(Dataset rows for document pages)

- - - -

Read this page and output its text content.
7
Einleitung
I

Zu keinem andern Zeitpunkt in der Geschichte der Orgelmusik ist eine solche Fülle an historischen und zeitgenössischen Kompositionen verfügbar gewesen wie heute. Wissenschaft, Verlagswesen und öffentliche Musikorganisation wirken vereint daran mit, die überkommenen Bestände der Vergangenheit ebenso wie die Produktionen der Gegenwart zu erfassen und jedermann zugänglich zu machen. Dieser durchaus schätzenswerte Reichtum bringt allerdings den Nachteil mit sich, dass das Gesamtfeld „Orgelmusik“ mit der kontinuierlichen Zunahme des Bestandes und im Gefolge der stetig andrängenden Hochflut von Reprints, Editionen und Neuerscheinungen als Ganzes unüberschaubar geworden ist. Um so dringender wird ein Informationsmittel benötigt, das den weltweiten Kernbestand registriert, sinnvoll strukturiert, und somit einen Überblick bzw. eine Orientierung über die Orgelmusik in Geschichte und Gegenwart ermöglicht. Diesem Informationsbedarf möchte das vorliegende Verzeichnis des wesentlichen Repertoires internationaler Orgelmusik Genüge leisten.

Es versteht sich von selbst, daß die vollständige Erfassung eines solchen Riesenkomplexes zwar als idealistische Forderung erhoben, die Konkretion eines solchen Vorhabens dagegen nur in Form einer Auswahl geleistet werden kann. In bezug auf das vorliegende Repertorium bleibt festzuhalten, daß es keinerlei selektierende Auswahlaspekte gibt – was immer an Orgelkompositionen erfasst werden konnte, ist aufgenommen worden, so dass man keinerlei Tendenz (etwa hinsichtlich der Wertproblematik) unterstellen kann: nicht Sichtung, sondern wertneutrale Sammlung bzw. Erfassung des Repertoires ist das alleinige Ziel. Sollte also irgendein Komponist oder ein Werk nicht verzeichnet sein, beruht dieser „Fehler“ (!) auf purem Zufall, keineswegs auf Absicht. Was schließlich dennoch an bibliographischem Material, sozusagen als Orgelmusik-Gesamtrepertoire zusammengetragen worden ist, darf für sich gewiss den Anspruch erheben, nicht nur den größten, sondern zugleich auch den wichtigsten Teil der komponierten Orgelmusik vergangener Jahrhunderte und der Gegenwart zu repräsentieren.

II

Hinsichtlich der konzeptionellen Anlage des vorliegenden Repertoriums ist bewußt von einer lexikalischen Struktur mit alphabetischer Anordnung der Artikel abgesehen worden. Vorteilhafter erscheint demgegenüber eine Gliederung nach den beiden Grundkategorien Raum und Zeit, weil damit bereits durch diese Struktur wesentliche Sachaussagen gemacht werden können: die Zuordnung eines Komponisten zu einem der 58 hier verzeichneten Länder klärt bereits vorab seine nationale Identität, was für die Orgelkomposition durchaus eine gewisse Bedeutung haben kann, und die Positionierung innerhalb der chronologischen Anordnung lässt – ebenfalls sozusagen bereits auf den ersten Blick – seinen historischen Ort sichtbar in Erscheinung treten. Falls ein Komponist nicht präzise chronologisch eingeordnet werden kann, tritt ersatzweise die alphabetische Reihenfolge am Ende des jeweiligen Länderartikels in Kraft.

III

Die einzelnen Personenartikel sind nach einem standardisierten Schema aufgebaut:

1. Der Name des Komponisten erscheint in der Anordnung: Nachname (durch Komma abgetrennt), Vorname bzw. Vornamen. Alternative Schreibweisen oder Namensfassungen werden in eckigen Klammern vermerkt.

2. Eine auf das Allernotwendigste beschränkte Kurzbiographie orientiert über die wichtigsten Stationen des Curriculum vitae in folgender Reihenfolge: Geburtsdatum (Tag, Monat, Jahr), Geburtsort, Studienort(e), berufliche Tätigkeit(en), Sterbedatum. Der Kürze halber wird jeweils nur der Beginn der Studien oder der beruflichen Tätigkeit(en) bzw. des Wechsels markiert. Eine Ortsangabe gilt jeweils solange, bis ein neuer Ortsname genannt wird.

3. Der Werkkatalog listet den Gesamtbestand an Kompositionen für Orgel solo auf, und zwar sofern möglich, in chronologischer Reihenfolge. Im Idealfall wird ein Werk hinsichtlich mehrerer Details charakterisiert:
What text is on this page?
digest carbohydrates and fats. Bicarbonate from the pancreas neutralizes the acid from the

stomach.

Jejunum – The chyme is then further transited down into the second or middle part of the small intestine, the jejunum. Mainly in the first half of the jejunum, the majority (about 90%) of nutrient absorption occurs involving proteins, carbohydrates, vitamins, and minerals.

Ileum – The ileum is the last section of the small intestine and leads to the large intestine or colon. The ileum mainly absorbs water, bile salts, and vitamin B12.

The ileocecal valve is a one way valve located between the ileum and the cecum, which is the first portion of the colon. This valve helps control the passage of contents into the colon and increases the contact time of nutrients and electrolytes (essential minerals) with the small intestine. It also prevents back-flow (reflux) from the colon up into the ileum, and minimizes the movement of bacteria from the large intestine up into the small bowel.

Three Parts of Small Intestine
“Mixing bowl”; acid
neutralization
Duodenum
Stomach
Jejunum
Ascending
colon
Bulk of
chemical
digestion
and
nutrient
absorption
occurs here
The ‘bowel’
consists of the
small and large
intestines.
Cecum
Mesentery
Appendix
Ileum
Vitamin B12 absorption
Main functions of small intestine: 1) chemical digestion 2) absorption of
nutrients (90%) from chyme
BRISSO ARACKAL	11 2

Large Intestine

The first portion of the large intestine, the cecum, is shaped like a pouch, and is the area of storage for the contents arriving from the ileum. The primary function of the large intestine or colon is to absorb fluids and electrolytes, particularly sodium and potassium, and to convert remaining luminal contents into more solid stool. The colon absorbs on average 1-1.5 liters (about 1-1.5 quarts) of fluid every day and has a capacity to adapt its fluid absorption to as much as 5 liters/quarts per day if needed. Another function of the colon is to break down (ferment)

- - - -

» Exercise aim
Copy every line of the data above in which the string "text" appears.

» Exercise output
Read this page and output its text content.
What text is on this page?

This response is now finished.